* Page extract:

◆ ◆ ◆ ◆ ◆

‘The Bachelor’ Premiered 20 Years Ago, and Critics Ripped It to Shreds
When The Bachelor premiered on ABC 20 years ago—on March 25, 2002—the dating-competition genre was still in its infancy. Reality TV cameras, Bachelor cams included, were still shooting in standard definition. And the house now known as Bachelor Mansion hadn’t even been built.
After only six episodes—a season half the length of recent Bachelor editions—inaugural Bachelor Alex Michel chose Amanda Marsh as his winner. Their relationship ended soon thereafter, with Marsh alleging that Michel was still pining for the season’s runner-up, Trista Sutter (née Rehn), who became the franchise’s first Bachelorette.
But that off-screen breakup was immaterial to ABC. The network already had its first Bachelor “journey to find love” in the can, and it could only hope the show would be the pop culture phenomenon it has become.
Television critics, meanwhile, hoped it wouldn’t—calling ABC desperate for airing the show and the contestants desperate for participating. Here are their scathing reviews of that first Bachelor season, including one from a reviewer who was nevertheless hooked on the rose-fest.

◆ ◆ ◆ ◆ ◆

* Entries provided:

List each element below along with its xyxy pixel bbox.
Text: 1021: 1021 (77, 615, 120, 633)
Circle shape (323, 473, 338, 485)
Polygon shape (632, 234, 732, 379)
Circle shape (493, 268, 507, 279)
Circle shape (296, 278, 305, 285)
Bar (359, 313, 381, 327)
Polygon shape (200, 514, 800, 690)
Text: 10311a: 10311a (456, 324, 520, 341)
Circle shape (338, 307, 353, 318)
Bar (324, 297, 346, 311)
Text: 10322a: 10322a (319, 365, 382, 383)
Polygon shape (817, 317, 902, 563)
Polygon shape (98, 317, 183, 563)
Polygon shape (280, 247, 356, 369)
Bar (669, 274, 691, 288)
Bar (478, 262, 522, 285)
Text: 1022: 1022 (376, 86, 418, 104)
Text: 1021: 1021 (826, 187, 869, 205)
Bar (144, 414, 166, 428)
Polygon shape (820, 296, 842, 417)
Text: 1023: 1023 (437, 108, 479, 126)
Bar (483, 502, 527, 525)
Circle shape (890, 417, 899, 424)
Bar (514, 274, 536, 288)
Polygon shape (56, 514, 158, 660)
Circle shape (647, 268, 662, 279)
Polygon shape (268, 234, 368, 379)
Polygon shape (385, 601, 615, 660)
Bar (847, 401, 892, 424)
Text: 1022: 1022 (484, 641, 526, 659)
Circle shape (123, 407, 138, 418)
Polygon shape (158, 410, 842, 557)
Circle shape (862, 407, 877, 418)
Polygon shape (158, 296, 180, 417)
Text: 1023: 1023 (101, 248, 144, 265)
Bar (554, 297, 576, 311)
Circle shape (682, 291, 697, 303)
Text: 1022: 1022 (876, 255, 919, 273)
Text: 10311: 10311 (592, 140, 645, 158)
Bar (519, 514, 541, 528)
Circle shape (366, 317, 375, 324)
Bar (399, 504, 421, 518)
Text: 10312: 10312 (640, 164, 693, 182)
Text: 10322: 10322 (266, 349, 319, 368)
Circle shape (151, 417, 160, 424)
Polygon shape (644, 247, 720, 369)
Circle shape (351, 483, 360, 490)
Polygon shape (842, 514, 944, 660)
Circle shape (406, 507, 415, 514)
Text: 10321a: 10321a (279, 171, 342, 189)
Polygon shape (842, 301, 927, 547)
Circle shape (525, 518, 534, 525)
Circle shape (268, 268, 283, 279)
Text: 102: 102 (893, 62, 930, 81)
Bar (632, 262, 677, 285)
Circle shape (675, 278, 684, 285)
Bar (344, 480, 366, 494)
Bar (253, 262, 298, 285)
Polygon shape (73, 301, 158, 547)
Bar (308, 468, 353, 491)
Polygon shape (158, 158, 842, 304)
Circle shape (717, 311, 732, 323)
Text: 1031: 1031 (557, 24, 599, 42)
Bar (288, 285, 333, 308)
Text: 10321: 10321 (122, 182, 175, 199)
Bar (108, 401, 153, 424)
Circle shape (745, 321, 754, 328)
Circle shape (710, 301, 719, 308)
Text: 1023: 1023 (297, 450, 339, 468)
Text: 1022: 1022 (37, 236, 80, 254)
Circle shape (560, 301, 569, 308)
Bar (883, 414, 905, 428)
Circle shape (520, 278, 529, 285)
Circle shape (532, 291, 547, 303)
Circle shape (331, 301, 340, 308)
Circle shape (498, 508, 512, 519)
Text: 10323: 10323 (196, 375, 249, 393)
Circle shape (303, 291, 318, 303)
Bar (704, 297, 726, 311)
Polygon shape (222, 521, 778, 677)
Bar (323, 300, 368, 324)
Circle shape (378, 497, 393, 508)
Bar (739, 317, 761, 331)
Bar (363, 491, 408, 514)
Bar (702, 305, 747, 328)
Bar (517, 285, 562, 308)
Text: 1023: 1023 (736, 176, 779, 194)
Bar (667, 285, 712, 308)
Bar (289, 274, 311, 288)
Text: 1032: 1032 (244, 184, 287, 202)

◆ ◆ ◆ ◆ ◆

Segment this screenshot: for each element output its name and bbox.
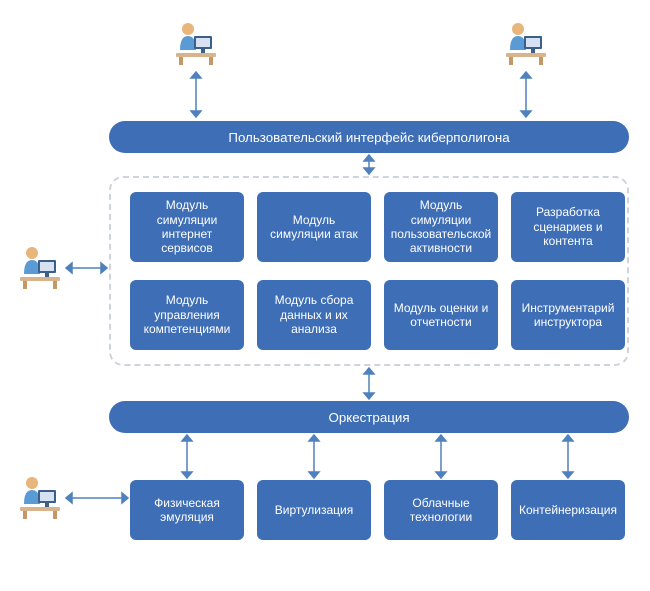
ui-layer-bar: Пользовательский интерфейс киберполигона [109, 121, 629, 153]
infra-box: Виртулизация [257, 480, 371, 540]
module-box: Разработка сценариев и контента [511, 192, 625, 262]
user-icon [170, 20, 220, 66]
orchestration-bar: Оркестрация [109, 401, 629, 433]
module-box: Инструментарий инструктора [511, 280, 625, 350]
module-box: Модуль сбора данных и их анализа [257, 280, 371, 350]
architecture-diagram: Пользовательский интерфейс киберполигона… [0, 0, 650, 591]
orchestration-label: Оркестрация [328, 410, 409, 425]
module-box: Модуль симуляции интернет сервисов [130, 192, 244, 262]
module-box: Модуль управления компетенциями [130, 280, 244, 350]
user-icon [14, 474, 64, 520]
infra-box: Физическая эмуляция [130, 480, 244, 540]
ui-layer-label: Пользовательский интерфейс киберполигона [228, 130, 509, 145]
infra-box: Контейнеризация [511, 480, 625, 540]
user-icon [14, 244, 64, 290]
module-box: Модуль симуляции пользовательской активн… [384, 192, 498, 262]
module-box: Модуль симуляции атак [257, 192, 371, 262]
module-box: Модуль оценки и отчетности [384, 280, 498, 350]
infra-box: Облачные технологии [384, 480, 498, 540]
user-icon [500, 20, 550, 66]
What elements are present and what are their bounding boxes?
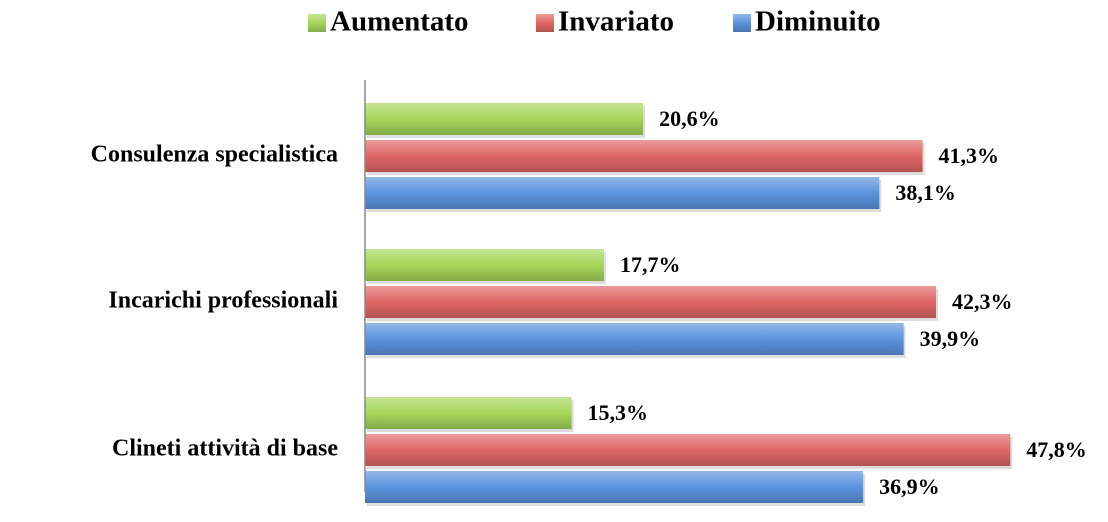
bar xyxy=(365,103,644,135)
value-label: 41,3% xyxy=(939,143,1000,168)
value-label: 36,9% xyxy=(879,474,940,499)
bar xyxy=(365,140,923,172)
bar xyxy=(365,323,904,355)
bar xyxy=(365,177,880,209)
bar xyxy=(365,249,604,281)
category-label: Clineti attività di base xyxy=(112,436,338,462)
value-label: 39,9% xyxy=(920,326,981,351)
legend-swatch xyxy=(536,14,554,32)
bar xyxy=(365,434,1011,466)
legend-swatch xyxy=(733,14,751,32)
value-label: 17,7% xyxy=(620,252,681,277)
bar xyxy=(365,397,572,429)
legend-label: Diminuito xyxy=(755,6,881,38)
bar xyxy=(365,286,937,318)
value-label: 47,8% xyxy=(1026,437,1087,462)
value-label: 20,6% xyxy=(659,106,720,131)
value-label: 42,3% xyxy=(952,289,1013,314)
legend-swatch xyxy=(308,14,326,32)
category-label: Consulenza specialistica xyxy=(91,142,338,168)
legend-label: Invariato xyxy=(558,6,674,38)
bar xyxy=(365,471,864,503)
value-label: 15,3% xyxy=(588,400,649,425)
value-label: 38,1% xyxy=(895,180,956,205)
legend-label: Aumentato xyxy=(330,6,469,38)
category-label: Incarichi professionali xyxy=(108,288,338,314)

◆ ◆ ◆ ◆ ◆

* Requests:
[a] Decide whether each statement agrees with the article on the premiere of The Bachelor. Give yes or no for each, with the deciding words from the article quoted exactly.
(i) The first season of The Bachelor ran for six episodes.
(ii) The house now called Bachelor Mansion was already standing when the show premiered.
(iii) Television critics praised ABC for putting the show on the air.
[b] In the article on the premiere of The Bachelor, write out the part that opens with the words containing "After only six" and closes with "on the rose-fest.", substituting "second-place finisher" for "runner-up".
[c] Answer these questions from the article on the premiere of The Bachelor.
(i) On what date did The Bachelor premiere on ABC?
(ii) Whom did Alex Michel choose as his winner?
(iii) Who became the franchise's first Bachelorette?

* Answers to the tasks:
[a]
(i) Yes: "After only six episodes—a season half the length of recent Bachelor editions"
(ii) No: "the house now known as Bachelor Mansion hadn’t even been built."
(iii) No: "calling ABC desperate for airing the show and the contestants desperate for participating."

[b]
After only six episodes—a season half the length of recent Bachelor editions—inaugural Bachelor Alex Michel chose Amanda Marsh as his winner. Their relationship ended soon thereafter, with Marsh alleging that Michel was still pining for the season’s second-place finisher, Trista Sutter (née Rehn), who became the franchise’s first Bachelorette.
But that off-screen breakup was immaterial to ABC. The network already had its first Bachelor “journey to find love” in the can, and it could only hope the show would be the pop culture phenomenon it has become.
Television critics, meanwhile, hoped it wouldn’t—calling ABC desperate for airing the show and the contestants desperate for participating. Here are their scathing reviews of that first Bachelor season, including one from a reviewer who was nevertheless hooked on the rose-fest.

[c]
(i) March 25, 2002
(ii) Amanda Marsh
(iii) Trista Sutter (née Rehn)